*** DATA FOR THIS EXERCISE

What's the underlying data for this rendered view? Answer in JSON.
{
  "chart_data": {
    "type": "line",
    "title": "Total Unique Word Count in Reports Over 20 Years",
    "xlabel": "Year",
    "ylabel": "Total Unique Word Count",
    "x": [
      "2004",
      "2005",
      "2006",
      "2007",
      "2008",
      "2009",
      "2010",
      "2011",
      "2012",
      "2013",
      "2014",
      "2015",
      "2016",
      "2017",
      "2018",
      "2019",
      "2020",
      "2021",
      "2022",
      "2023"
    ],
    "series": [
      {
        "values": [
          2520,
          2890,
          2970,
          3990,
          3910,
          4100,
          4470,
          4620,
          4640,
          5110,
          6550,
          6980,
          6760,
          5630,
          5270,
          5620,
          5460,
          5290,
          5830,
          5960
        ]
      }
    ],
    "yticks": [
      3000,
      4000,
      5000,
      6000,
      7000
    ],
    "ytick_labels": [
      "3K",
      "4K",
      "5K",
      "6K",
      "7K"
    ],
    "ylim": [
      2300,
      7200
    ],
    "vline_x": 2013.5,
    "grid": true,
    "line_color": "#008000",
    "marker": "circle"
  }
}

******

Which lines hold the word "Unique"? Copy all of them.

■ REPLY:
    "title": "Total Unique Word Count in Reports Over 20 Years",
    "ylabel": "Total Unique Word Count",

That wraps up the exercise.